▶ **Challenge**
Return the records that follow unaltered. Omit every picture.

○ ○ ○

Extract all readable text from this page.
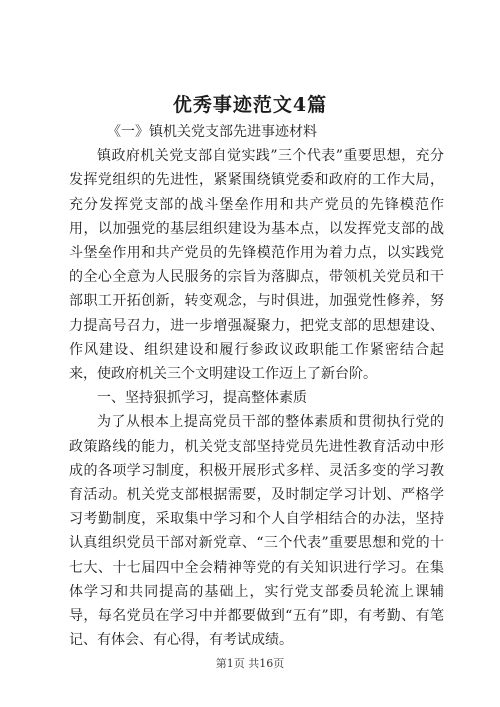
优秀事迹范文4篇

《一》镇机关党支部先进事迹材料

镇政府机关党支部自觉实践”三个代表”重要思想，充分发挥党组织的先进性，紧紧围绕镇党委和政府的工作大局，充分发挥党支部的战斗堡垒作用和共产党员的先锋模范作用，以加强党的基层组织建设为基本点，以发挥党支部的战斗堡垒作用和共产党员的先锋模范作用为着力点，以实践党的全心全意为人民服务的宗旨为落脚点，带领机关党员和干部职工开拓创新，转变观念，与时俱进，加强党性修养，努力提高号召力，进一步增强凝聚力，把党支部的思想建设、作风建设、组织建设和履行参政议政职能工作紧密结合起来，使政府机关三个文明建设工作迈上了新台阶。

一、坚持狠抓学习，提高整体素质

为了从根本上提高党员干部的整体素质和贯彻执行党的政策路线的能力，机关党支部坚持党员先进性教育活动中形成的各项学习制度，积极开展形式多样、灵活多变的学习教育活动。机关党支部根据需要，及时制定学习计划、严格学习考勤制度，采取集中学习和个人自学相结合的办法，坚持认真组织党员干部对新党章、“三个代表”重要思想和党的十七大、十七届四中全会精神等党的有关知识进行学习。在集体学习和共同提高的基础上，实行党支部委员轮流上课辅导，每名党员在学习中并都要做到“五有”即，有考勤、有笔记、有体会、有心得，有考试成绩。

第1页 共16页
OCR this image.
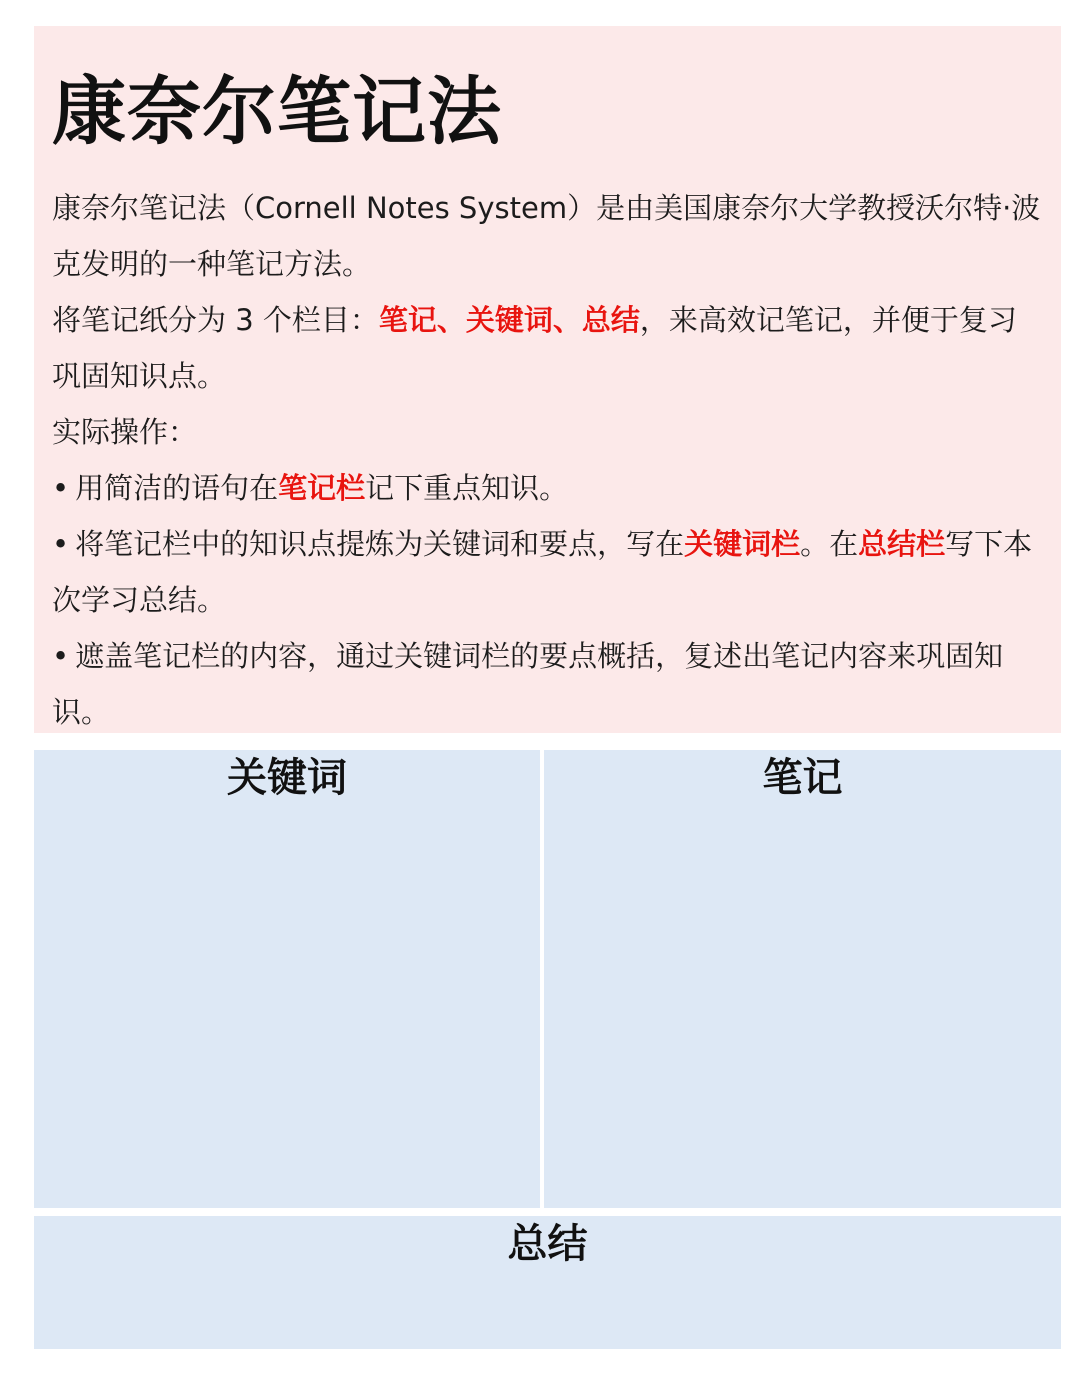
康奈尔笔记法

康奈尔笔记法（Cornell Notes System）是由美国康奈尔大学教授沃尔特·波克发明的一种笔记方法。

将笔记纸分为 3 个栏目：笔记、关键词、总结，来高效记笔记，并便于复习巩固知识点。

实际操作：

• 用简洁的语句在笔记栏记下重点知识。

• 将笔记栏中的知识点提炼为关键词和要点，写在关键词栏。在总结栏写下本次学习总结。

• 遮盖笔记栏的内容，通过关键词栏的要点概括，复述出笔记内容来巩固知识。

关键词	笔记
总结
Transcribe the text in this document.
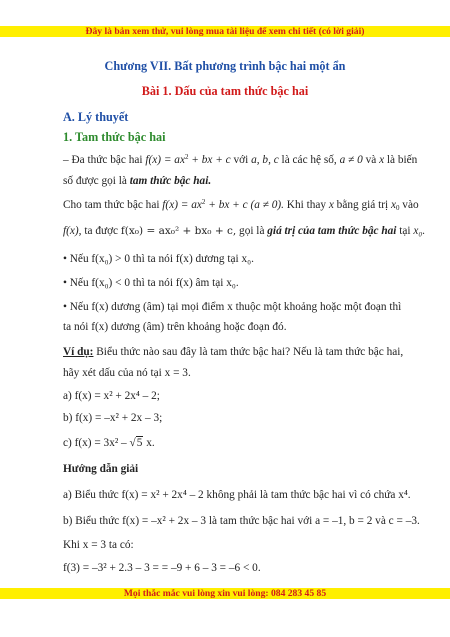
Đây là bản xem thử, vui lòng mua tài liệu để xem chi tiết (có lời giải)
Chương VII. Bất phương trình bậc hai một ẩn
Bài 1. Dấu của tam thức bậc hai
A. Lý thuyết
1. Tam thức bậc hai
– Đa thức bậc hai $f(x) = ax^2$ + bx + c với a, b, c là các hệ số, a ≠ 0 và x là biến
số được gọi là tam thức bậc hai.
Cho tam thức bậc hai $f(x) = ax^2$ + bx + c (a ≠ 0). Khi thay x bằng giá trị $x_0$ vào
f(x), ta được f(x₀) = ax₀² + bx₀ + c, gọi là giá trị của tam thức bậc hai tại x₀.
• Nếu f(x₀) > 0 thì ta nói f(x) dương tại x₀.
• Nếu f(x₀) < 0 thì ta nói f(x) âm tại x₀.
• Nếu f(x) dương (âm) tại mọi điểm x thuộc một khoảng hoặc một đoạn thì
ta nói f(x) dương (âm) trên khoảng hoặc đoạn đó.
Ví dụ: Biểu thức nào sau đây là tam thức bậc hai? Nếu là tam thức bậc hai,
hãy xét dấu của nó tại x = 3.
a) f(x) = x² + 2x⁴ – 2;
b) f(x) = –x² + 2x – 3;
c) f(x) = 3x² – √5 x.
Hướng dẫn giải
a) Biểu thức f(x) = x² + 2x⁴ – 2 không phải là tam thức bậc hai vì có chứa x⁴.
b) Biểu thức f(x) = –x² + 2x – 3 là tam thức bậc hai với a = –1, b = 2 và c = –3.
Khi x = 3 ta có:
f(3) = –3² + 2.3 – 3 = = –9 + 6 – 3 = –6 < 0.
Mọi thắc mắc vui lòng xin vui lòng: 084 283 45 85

○ ○ ○

▶ **Written solution**
Extract all readable text from this page.
优秀事迹范文4篇

《一》镇机关党支部先进事迹材料

镇政府机关党支部自觉实践”三个代表”重要思想，充分发挥党组织的先进性，紧紧围绕镇党委和政府的工作大局，充分发挥党支部的战斗堡垒作用和共产党员的先锋模范作用，以加强党的基层组织建设为基本点，以发挥党支部的战斗堡垒作用和共产党员的先锋模范作用为着力点，以实践党的全心全意为人民服务的宗旨为落脚点，带领机关党员和干部职工开拓创新，转变观念，与时俱进，加强党性修养，努力提高号召力，进一步增强凝聚力，把党支部的思想建设、作风建设、组织建设和履行参政议政职能工作紧密结合起来，使政府机关三个文明建设工作迈上了新台阶。

一、坚持狠抓学习，提高整体素质

为了从根本上提高党员干部的整体素质和贯彻执行党的政策路线的能力，机关党支部坚持党员先进性教育活动中形成的各项学习制度，积极开展形式多样、灵活多变的学习教育活动。机关党支部根据需要，及时制定学习计划、严格学习考勤制度，采取集中学习和个人自学相结合的办法，坚持认真组织党员干部对新党章、“三个代表”重要思想和党的十七大、十七届四中全会精神等党的有关知识进行学习。在集体学习和共同提高的基础上，实行党支部委员轮流上课辅导，每名党员在学习中并都要做到“五有”即，有考勤、有笔记、有体会、有心得，有考试成绩。

第1页 共16页
OCR this image.
康奈尔笔记法

康奈尔笔记法（Cornell Notes System）是由美国康奈尔大学教授沃尔特·波克发明的一种笔记方法。

将笔记纸分为 3 个栏目：笔记、关键词、总结，来高效记笔记，并便于复习巩固知识点。

实际操作：

• 用简洁的语句在笔记栏记下重点知识。

• 将笔记栏中的知识点提炼为关键词和要点，写在关键词栏。在总结栏写下本次学习总结。

• 遮盖笔记栏的内容，通过关键词栏的要点概括，复述出笔记内容来巩固知识。

关键词	笔记
总结
Transcribe the text in this document.
Đây là bản xem thử, vui lòng mua tài liệu để xem chi tiết (có lời giải)
Chương VII. Bất phương trình bậc hai một ẩn
Bài 1. Dấu của tam thức bậc hai
A. Lý thuyết
1. Tam thức bậc hai
– Đa thức bậc hai $f(x) = ax^2$ + bx + c với a, b, c là các hệ số, a ≠ 0 và x là biến
số được gọi là tam thức bậc hai.
Cho tam thức bậc hai $f(x) = ax^2$ + bx + c (a ≠ 0). Khi thay x bằng giá trị $x_0$ vào
f(x), ta được f(x₀) = ax₀² + bx₀ + c, gọi là giá trị của tam thức bậc hai tại x₀.
• Nếu f(x₀) > 0 thì ta nói f(x) dương tại x₀.
• Nếu f(x₀) < 0 thì ta nói f(x) âm tại x₀.
• Nếu f(x) dương (âm) tại mọi điểm x thuộc một khoảng hoặc một đoạn thì
ta nói f(x) dương (âm) trên khoảng hoặc đoạn đó.
Ví dụ: Biểu thức nào sau đây là tam thức bậc hai? Nếu là tam thức bậc hai,
hãy xét dấu của nó tại x = 3.
a) f(x) = x² + 2x⁴ – 2;
b) f(x) = –x² + 2x – 3;
c) f(x) = 3x² – √5 x.
Hướng dẫn giải
a) Biểu thức f(x) = x² + 2x⁴ – 2 không phải là tam thức bậc hai vì có chứa x⁴.
b) Biểu thức f(x) = –x² + 2x – 3 là tam thức bậc hai với a = –1, b = 2 và c = –3.
Khi x = 3 ta có:
f(3) = –3² + 2.3 – 3 = = –9 + 6 – 3 = –6 < 0.
Mọi thắc mắc vui lòng xin vui lòng: 084 283 45 85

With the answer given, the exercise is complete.